To be done: Pick up the foreclosure appeal opinion below after its final sentence and write what comes next.

BANK OF NEW YORK, AS TRUSTEE FOR THE NOTEHOLDERS CWABS INC., ASSET BACKED NOTES SERIES 2006-SD4006-SD4 v. ANDREW CALLOWAY
No. 4D13-2224
DISTRICT COURT OF APPEAL OF THE STATE OF FLORIDA FOURTH DISTRICT
January 7, 2015
Erin M. Berger of Kelley Kronenberg, Tampa, for appellant.
Donna Greenspan Solomon of Solomon Appeals, Mediation & Arbitration, Fort Lauderdale and Roy D. Oppenheim, Geoffrey E. Sherman and Jacquelyn K. Trask of Oppenheim & Pilelsky, Weston, for appellee.
GILLESPIE, KENNETH, Associate Judge.
Appellant Bank of New York, as trustee for the Noteholders CWABS Inc., Asset Backed Notes Series 2006-SD4006-SD4 (“Bank of New York”), appeals the trial court’s order involuntarily dismissing its foreclosure action. Bank of New York maintains that the trial court abused its discretion in excluding the Borrower’s payment history since its witness laid a proper foundation under the business record exception. We agree and reverse.
I. FACTS
In February 2008, Bank of New York filed a complaint seeking to foreclose upon a real property mortgage executed by the Borrower. The matter proceeded to a non-jury trial on May 8, 2013, during which Bank of New York centered its case around one witness—Jean Knowles—a litigation foreclosure specialist for its servicer, Resurgent Capital Services
Knowles testified that Resurgent became the fourth servicer1 of the subject loan on November 16, 2012, more than five years after the Borrower’s alleged July 1, 2007 default. To effectuate the ownership change, the prior servicer—Bank of America—transferred to Resurgent the Borrower’s original loan documents along with its business records chronicling his complete payment history. Upon receipt, Resurgent reviewed the documents for accuracy before scanning them and inputting the payment information into its records system.
Alongside this backdrop, Bank of New York attempted to introduce into evidence the Borrower’s “payment history”—a printed tabulation from Resurgent’s records laying out the Borrower’s monthly payments from the date the loan was executed. To lay a foundation to the business record, Knowles testified that: (1) the proffered document was “a true and accurate representation of the payment history for th[e] loan,” (2) it was “kept during the regular course of regularly-conducted activities by a person with knowledge of the event or activity,” (3) the “person making the record ha[d] a duty to accurately compile [the] information for th[e] record,” and (4) it is “the regular practice of the servicer to make such a record.” In addition, Bank of New York sought to introduce a document entitled “transaction dates,” which contained “the dates that the mortgage [wa]s first due, the maturity date, transaction dates,” and “what date [Resurgent] acquired it.”

Information provided:
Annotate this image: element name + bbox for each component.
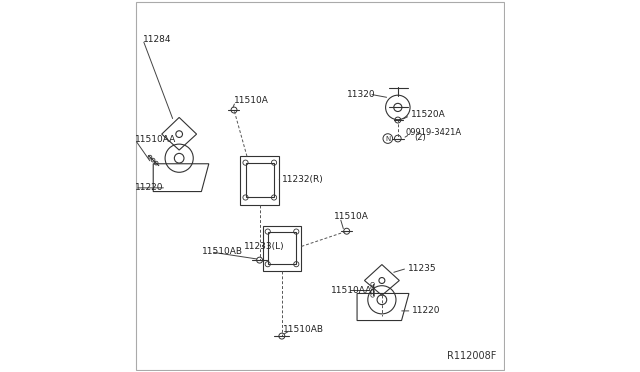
Text: 09919-3421A: 09919-3421A xyxy=(405,128,461,137)
Text: 11510AB: 11510AB xyxy=(202,247,243,256)
Text: N: N xyxy=(385,135,390,142)
Text: (2): (2) xyxy=(415,133,426,142)
Text: 11235: 11235 xyxy=(408,264,436,273)
Text: 11284: 11284 xyxy=(143,35,172,44)
Text: 11510AA: 11510AA xyxy=(135,135,176,144)
Text: 11320: 11320 xyxy=(347,90,376,99)
Text: 11520A: 11520A xyxy=(411,110,445,119)
Text: 11510AA: 11510AA xyxy=(331,286,372,295)
Text: 11220: 11220 xyxy=(135,183,164,192)
Text: R112008F: R112008F xyxy=(447,351,496,361)
Text: 11510A: 11510A xyxy=(234,96,269,105)
Text: 11232(R): 11232(R) xyxy=(282,175,324,184)
Text: 11510A: 11510A xyxy=(334,212,369,221)
Text: 11220: 11220 xyxy=(412,307,441,315)
Text: 11233(L): 11233(L) xyxy=(244,242,285,251)
Text: 11510AB: 11510AB xyxy=(283,325,324,334)
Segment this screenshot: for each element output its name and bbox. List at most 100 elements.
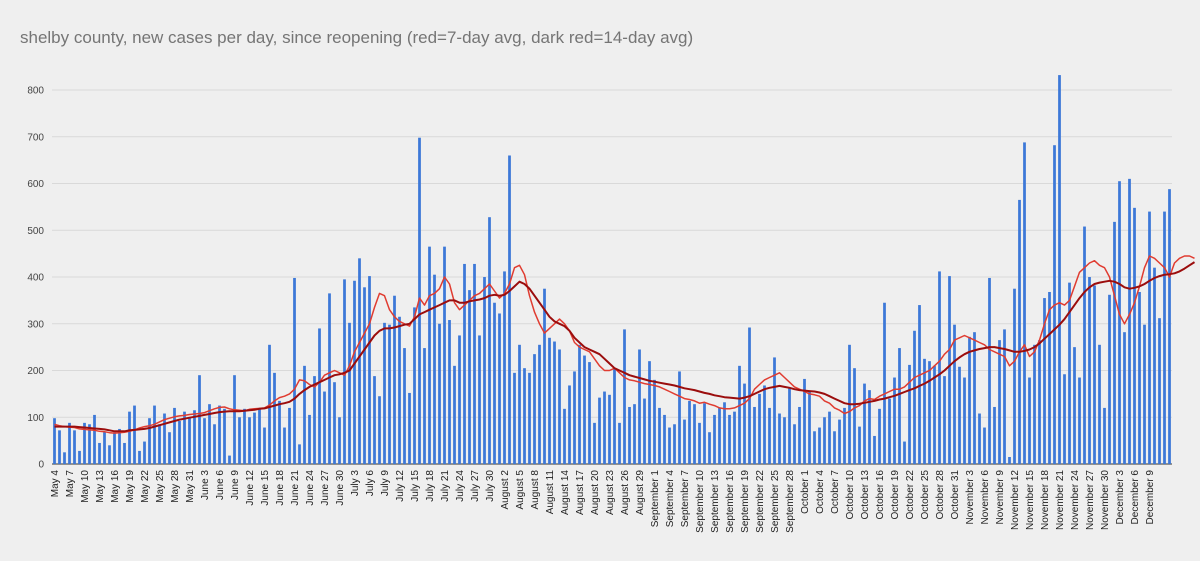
bar [168, 432, 171, 464]
bar [788, 388, 791, 464]
bar [868, 390, 871, 464]
bar [303, 365, 306, 464]
x-tick-label: November 15 [1025, 470, 1036, 530]
bar [758, 393, 761, 464]
bar [173, 407, 176, 464]
bar [298, 444, 301, 464]
bar [123, 442, 126, 464]
bar [618, 422, 621, 464]
bar [278, 400, 281, 464]
bar [1118, 181, 1121, 464]
bar [1028, 377, 1031, 464]
bar [288, 407, 291, 464]
x-tick-label: July 3 [350, 470, 361, 497]
bar [808, 391, 811, 464]
bar [718, 407, 721, 464]
x-tick-label: October 16 [875, 470, 886, 520]
bar [248, 417, 251, 464]
bar [953, 324, 956, 464]
x-tick-label: June 9 [230, 470, 241, 500]
bar [108, 445, 111, 464]
x-tick-label: October 19 [890, 470, 901, 520]
x-tick-label: July 6 [365, 470, 376, 497]
x-tick-label: October 25 [920, 470, 931, 520]
bar [978, 413, 981, 464]
bar [893, 377, 896, 464]
bar [823, 417, 826, 464]
x-tick-label: August 11 [545, 470, 556, 515]
bar [563, 408, 566, 464]
x-tick-label: May 22 [140, 470, 151, 503]
bar [1133, 207, 1136, 464]
x-tick-label: July 30 [485, 470, 496, 502]
x-tick-label: November 18 [1040, 470, 1051, 530]
bar [658, 407, 661, 464]
x-tick-label: October 4 [815, 470, 826, 514]
bar [103, 432, 106, 464]
bar [368, 276, 371, 464]
bar [1138, 291, 1141, 464]
x-tick-label: June 6 [215, 470, 226, 500]
bar [1163, 211, 1166, 464]
bar [858, 426, 861, 464]
bar [853, 368, 856, 464]
bar [328, 293, 331, 464]
x-tick-label: June 15 [260, 470, 271, 506]
y-tick-label: 600 [27, 179, 44, 190]
bar [963, 377, 966, 464]
bar [578, 344, 581, 464]
x-tick-label: October 7 [830, 470, 841, 514]
bar [263, 427, 266, 464]
x-tick-label: September 16 [725, 470, 736, 533]
bar [233, 375, 236, 464]
x-tick-label: May 28 [170, 470, 181, 503]
bar [1013, 288, 1016, 464]
bar [568, 385, 571, 464]
bar [88, 424, 91, 464]
x-tick-label: October 22 [905, 470, 916, 520]
bar [733, 411, 736, 464]
bar [338, 417, 341, 464]
x-tick-label: November 9 [995, 470, 1006, 525]
x-tick-label: July 21 [440, 470, 451, 502]
bar [613, 368, 616, 464]
bar [243, 408, 246, 464]
bar [453, 365, 456, 464]
bar [98, 442, 101, 464]
bar [1093, 285, 1096, 464]
bar [1058, 75, 1061, 464]
bar [908, 364, 911, 464]
bar [193, 410, 196, 464]
bar [673, 424, 676, 464]
x-tick-label: June 24 [305, 470, 316, 506]
x-tick-label: July 12 [395, 470, 406, 502]
y-tick-label: 0 [38, 460, 44, 471]
bar [1083, 226, 1086, 464]
bar [283, 427, 286, 464]
x-tick-label: November 21 [1055, 470, 1066, 530]
bar [253, 412, 256, 464]
bar [783, 417, 786, 464]
bar [813, 431, 816, 464]
bar [548, 337, 551, 464]
x-tick-label: May 16 [110, 470, 121, 503]
bar [118, 428, 121, 464]
y-tick-label: 400 [27, 273, 44, 284]
bar [133, 405, 136, 464]
bar [543, 288, 546, 464]
y-tick-label: 500 [27, 226, 44, 237]
bar [648, 361, 651, 464]
series-line-14-day-avg [54, 261, 1196, 433]
x-tick-label: September 4 [665, 470, 676, 528]
bar [423, 348, 426, 464]
bar [343, 279, 346, 464]
bar [583, 355, 586, 464]
bar [753, 406, 756, 464]
bar [373, 376, 376, 464]
x-tick-label: July 24 [455, 470, 466, 502]
bar [478, 335, 481, 464]
bar [493, 302, 496, 464]
bar [1143, 324, 1146, 464]
bar [528, 372, 531, 464]
bar [843, 407, 846, 464]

Right answer:
As to both documents, the Borrower’s counsel objected upon lack of foundation grounds and requested to voir dire the witness. During questioning, Knowles admitted that since Resurgent acquired the loan’s servicing rights five years after the Borrower’s alleged default, the payment history contained in its records derived from the documents transferred to it by Bank of America. Notwithstanding, Knowles conceded she never worked for Bank of America and thus did not know how Bank of America recorded its payment information, who at Bank of America input the records, whether that information was entered in the regular course of Bank of America’s business activity, and whether the person who inputted that information did so with knowledge of its contents.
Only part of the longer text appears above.